[Dataset records]
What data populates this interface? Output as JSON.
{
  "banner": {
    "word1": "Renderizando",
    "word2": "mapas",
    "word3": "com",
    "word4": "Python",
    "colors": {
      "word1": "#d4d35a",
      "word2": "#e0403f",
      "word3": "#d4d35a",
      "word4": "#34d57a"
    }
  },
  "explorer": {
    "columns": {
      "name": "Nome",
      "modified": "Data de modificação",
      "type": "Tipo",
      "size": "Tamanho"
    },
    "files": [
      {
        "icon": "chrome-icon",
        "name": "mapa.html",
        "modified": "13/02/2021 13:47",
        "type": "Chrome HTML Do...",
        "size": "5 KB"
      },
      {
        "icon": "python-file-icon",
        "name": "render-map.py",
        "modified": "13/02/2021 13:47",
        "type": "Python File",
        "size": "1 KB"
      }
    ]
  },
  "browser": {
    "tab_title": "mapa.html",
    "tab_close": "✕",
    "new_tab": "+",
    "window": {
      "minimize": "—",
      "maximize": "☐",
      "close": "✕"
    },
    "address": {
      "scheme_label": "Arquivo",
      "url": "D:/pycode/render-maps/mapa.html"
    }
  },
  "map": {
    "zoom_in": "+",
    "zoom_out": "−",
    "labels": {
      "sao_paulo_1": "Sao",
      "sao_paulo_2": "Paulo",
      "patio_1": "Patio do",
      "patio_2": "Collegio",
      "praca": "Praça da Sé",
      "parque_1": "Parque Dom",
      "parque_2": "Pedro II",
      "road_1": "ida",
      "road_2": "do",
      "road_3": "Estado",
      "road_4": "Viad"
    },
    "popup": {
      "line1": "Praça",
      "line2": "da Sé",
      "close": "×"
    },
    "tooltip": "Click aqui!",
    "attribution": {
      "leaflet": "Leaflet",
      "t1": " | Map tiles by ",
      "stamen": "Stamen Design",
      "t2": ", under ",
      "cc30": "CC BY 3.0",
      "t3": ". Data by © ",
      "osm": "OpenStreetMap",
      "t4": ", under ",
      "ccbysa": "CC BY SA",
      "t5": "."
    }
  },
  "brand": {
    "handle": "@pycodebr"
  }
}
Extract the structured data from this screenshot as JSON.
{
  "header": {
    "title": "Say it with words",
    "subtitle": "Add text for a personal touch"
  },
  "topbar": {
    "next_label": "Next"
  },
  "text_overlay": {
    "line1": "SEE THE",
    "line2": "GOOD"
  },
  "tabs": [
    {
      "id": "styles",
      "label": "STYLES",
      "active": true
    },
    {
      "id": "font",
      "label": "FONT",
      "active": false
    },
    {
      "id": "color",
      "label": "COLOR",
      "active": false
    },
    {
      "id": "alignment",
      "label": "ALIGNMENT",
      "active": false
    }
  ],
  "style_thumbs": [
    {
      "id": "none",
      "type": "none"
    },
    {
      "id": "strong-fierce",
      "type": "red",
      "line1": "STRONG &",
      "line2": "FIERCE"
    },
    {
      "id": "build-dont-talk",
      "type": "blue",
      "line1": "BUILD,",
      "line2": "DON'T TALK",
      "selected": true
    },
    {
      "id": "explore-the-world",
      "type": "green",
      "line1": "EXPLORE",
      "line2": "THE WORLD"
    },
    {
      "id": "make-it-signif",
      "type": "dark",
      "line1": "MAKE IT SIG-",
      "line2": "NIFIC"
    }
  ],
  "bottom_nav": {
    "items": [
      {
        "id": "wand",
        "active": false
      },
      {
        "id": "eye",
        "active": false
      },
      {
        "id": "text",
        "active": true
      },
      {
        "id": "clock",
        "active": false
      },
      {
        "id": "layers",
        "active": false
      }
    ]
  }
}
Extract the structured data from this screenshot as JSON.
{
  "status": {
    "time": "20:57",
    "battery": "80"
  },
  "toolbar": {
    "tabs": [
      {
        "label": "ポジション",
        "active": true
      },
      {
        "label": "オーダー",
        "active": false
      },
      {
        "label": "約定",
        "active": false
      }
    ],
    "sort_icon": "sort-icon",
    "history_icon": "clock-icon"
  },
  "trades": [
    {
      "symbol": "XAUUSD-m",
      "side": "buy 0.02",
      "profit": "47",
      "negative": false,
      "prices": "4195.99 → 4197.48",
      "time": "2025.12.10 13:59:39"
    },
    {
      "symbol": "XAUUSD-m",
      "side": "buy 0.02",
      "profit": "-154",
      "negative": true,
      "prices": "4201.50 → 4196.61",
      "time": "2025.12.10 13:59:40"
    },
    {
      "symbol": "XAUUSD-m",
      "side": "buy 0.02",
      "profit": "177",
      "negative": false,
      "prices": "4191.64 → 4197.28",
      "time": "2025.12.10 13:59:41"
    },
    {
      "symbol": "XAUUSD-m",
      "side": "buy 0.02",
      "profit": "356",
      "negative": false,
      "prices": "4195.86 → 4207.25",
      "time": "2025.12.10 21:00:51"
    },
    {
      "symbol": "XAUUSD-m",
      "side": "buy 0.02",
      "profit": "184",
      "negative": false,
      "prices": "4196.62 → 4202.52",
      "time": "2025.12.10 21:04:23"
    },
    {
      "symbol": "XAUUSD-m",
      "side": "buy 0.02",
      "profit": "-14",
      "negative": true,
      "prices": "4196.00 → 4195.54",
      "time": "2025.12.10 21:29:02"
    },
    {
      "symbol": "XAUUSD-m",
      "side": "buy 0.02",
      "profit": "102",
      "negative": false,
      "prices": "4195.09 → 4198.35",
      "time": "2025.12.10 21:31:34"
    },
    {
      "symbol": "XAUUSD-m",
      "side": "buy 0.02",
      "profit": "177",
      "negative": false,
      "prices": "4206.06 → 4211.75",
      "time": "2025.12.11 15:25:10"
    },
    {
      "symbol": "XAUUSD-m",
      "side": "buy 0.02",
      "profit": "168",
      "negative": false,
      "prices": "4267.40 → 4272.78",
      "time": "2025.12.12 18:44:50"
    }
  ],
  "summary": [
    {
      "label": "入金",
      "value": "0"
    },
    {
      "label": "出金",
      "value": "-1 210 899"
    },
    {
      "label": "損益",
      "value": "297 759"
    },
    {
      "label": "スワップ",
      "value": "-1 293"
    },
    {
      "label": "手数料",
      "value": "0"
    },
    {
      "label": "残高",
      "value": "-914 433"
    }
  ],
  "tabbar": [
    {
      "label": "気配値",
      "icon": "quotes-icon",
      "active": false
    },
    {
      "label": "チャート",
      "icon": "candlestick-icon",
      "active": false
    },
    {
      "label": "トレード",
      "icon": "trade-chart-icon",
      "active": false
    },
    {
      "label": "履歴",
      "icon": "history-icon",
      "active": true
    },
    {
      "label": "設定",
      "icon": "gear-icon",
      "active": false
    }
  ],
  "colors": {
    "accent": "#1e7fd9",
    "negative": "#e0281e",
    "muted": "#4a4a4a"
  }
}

AIM: Reproduce the material verbatim, line by line.

FULL RESPONSE:
What data populates this interface? Output as JSON.
{
  "banner": {
    "word1": "Renderizando",
    "word2": "mapas",
    "word3": "com",
    "word4": "Python",
    "colors": {
      "word1": "#d4d35a",
      "word2": "#e0403f",
      "word3": "#d4d35a",
      "word4": "#34d57a"
    }
  },
  "explorer": {
    "columns": {
      "name": "Nome",
      "modified": "Data de modificação",
      "type": "Tipo",
      "size": "Tamanho"
    },
    "files": [
      {
        "icon": "chrome-icon",
        "name": "mapa.html",
        "modified": "13/02/2021 13:47",
        "type": "Chrome HTML Do...",
        "size": "5 KB"
      },
      {
        "icon": "python-file-icon",
        "name": "render-map.py",
        "modified": "13/02/2021 13:47",
        "type": "Python File",
        "size": "1 KB"
      }
    ]
  },
  "browser": {
    "tab_title": "mapa.html",
    "tab_close": "✕",
    "new_tab": "+",
    "window": {
      "minimize": "—",
      "maximize": "☐",
      "close": "✕"
    },
    "address": {
      "scheme_label": "Arquivo",
      "url": "D:/pycode/render-maps/mapa.html"
    }
  },
  "map": {
    "zoom_in": "+",
    "zoom_out": "−",
    "labels": {
      "sao_paulo_1": "Sao",
      "sao_paulo_2": "Paulo",
      "patio_1": "Patio do",
      "patio_2": "Collegio",
      "praca": "Praça da Sé",
      "parque_1": "Parque Dom",
      "parque_2": "Pedro II",
      "road_1": "ida",
      "road_2": "do",
      "road_3": "Estado",
      "road_4": "Viad"
    },
    "popup": {
      "line1": "Praça",
      "line2": "da Sé",
      "close": "×"
    },
    "tooltip": "Click aqui!",
    "attribution": {
      "leaflet": "Leaflet",
      "t1": " | Map tiles by ",
      "stamen": "Stamen Design",
      "t2": ", under ",
      "cc30": "CC BY 3.0",
      "t3": ". Data by © ",
      "osm": "OpenStreetMap",
      "t4": ", under ",
      "ccbysa": "CC BY SA",
      "t5": "."
    }
  },
  "brand": {
    "handle": "@pycodebr"
  }
}
Extract the structured data from this screenshot as JSON.
{
  "header": {
    "title": "Say it with words",
    "subtitle": "Add text for a personal touch"
  },
  "topbar": {
    "next_label": "Next"
  },
  "text_overlay": {
    "line1": "SEE THE",
    "line2": "GOOD"
  },
  "tabs": [
    {
      "id": "styles",
      "label": "STYLES",
      "active": true
    },
    {
      "id": "font",
      "label": "FONT",
      "active": false
    },
    {
      "id": "color",
      "label": "COLOR",
      "active": false
    },
    {
      "id": "alignment",
      "label": "ALIGNMENT",
      "active": false
    }
  ],
  "style_thumbs": [
    {
      "id": "none",
      "type": "none"
    },
    {
      "id": "strong-fierce",
      "type": "red",
      "line1": "STRONG &",
      "line2": "FIERCE"
    },
    {
      "id": "build-dont-talk",
      "type": "blue",
      "line1": "BUILD,",
      "line2": "DON'T TALK",
      "selected": true
    },
    {
      "id": "explore-the-world",
      "type": "green",
      "line1": "EXPLORE",
      "line2": "THE WORLD"
    },
    {
      "id": "make-it-signif",
      "type": "dark",
      "line1": "MAKE IT SIG-",
      "line2": "NIFIC"
    }
  ],
  "bottom_nav": {
    "items": [
      {
        "id": "wand",
        "active": false
      },
      {
        "id": "eye",
        "active": false
      },
      {
        "id": "text",
        "active": true
      },
      {
        "id": "clock",
        "active": false
      },
      {
        "id": "layers",
        "active": false
      }
    ]
  }
}
Extract the structured data from this screenshot as JSON.
{
  "status": {
    "time": "20:57",
    "battery": "80"
  },
  "toolbar": {
    "tabs": [
      {
        "label": "ポジション",
        "active": true
      },
      {
        "label": "オーダー",
        "active": false
      },
      {
        "label": "約定",
        "active": false
      }
    ],
    "sort_icon": "sort-icon",
    "history_icon": "clock-icon"
  },
  "trades": [
    {
      "symbol": "XAUUSD-m",
      "side": "buy 0.02",
      "profit": "47",
      "negative": false,
      "prices": "4195.99 → 4197.48",
      "time": "2025.12.10 13:59:39"
    },
    {
      "symbol": "XAUUSD-m",
      "side": "buy 0.02",
      "profit": "-154",
      "negative": true,
      "prices": "4201.50 → 4196.61",
      "time": "2025.12.10 13:59:40"
    },
    {
      "symbol": "XAUUSD-m",
      "side": "buy 0.02",
      "profit": "177",
      "negative": false,
      "prices": "4191.64 → 4197.28",
      "time": "2025.12.10 13:59:41"
    },
    {
      "symbol": "XAUUSD-m",
      "side": "buy 0.02",
      "profit": "356",
      "negative": false,
      "prices": "4195.86 → 4207.25",
      "time": "2025.12.10 21:00:51"
    },
    {
      "symbol": "XAUUSD-m",
      "side": "buy 0.02",
      "profit": "184",
      "negative": false,
      "prices": "4196.62 → 4202.52",
      "time": "2025.12.10 21:04:23"
    },
    {
      "symbol": "XAUUSD-m",
      "side": "buy 0.02",
      "profit": "-14",
      "negative": true,
      "prices": "4196.00 → 4195.54",
      "time": "2025.12.10 21:29:02"
    },
    {
      "symbol": "XAUUSD-m",
      "side": "buy 0.02",
      "profit": "102",
      "negative": false,
      "prices": "4195.09 → 4198.35",
      "time": "2025.12.10 21:31:34"
    },
    {
      "symbol": "XAUUSD-m",
      "side": "buy 0.02",
      "profit": "177",
      "negative": false,
      "prices": "4206.06 → 4211.75",
      "time": "2025.12.11 15:25:10"
    },
    {
      "symbol": "XAUUSD-m",
      "side": "buy 0.02",
      "profit": "168",
      "negative": false,
      "prices": "4267.40 → 4272.78",
      "time": "2025.12.12 18:44:50"
    }
  ],
  "summary": [
    {
      "label": "入金",
      "value": "0"
    },
    {
      "label": "出金",
      "value": "-1 210 899"
    },
    {
      "label": "損益",
      "value": "297 759"
    },
    {
      "label": "スワップ",
      "value": "-1 293"
    },
    {
      "label": "手数料",
      "value": "0"
    },
    {
      "label": "残高",
      "value": "-914 433"
    }
  ],
  "tabbar": [
    {
      "label": "気配値",
      "icon": "quotes-icon",
      "active": false
    },
    {
      "label": "チャート",
      "icon": "candlestick-icon",
      "active": false
    },
    {
      "label": "トレード",
      "icon": "trade-chart-icon",
      "active": false
    },
    {
      "label": "履歴",
      "icon": "history-icon",
      "active": true
    },
    {
      "label": "設定",
      "icon": "gear-icon",
      "active": false
    }
  ],
  "colors": {
    "accent": "#1e7fd9",
    "negative": "#e0281e",
    "muted": "#4a4a4a"
  }
}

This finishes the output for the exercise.